What the task requires ▸ From the court order below, reproduce word for word the passage between "finding that exhaustion" and "Fed. Express Corp.", inclusive.

Supplied passage ▸
§
UNITED STATES DISTRICT COURT WESTERN DISTRICT OF WASHINGTON AT TACOMA
Aug 3, 2012
CASE NO. 10-CV-05577-RBL (W.D. Wash. Aug. 3, 2012)

Summary

finding that exhaustion of medical leave and failure to secure another position within the company—followed by termination according to policy—was a legitimate, nondiscriminatory reason for termination

Summary of this case from Williams v. Fed. Express Corp.

Opinion

CASE NO. 10-CV-05577-RBL

08-03-2012

DANNY SNAPP, Plaintiff, v. BURLINGTON NORTHERN SANTA FE RAILWAY, Defendant.


HONORABLE RONALD B. LEIGHTON

ORDER GRANTING SUMMARY

JUDGMENT


I. INTRODUCTION

This matter comes before the Court on Defendant Burlington Northern Santa Fe Railway's ("BNSF") Motion for Summary Judgment. (Dkt. #27). Plaintiff Danny Snapp, appearing pro se, alleges that BNSF discriminated against him, invaded his privacy, and wrongfully discharged him. Snapp claims that BNSF violated the Americans with Disability Act, 42 U.S.C. 12101, when it terminated and refused to re-instate him. For the reasons set forth below, BNSF's motion for summary judgment is GRANTED.

II. FACTUAL BACKGROUND

Snapp started working for BNSF in 1971. Snapp became a member of the United Transportation Union ("UTU") (formerly the Brotherhood of Railroad Clerks) and enjoyed seniority at the railroad as a clerk and yardmaster. In 1986, BNSF promoted Snapp to a management position as a Trainmaster. While in management positions, Snapp was not a member of any union.

Snapp failed to respond to BNSF's motion for summary judgment. The Court must nevertheless consider the facts in the light most favorable to the non-moving party.

In 1994, Snapp learned that he suffered from obstructive sleep apnea. His sleep apnea caused him to answer work-related calls in the middle of the night that he would not remember. In 1996 and 1998, Snapp took paid leaves of absences to undergo facial surgery attempting to rectify his sleep apnea. BNSF notified Snapp that his condition prevented him from performing his employment duties in a safe and efficient manner. BNSF advised Snapp that he could not return to work until he had a medical release to return to work. (Snapp Dep. 87:24-88:3).
§
[Dataset items]
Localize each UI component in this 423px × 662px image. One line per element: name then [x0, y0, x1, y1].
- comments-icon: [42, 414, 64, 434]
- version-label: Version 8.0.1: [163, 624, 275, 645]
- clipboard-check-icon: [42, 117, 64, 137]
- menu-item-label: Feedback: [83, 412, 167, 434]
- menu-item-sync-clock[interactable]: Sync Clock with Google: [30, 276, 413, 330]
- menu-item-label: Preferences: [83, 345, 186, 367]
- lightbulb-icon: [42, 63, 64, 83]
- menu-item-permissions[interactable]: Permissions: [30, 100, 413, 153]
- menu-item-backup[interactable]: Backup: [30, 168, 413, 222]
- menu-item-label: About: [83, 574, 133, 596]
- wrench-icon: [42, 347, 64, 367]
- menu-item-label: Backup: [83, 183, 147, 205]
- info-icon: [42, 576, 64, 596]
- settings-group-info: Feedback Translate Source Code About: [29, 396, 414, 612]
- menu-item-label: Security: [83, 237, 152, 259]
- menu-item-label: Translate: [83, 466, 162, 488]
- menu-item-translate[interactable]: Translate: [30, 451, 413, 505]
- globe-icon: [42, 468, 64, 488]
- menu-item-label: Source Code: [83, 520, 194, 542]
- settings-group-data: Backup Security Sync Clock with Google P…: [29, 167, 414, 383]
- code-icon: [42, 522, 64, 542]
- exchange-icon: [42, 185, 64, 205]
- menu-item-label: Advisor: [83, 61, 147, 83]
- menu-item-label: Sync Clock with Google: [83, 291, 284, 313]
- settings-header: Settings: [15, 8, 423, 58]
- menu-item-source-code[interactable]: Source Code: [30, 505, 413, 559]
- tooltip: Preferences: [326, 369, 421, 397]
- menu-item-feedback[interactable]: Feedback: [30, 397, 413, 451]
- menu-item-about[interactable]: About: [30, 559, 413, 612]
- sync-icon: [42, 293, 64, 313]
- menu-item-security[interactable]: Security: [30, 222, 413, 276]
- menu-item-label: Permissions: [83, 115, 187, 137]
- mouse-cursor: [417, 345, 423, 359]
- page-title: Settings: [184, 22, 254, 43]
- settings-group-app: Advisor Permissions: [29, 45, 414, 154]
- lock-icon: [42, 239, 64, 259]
§
Task solution ▸
finding that exhaustion of medical leave and failure to secure another position within the company—followed by termination according to policy—was a legitimate, nondiscriminatory reason for termination

Summary of this case from Williams v. Fed. Express Corp.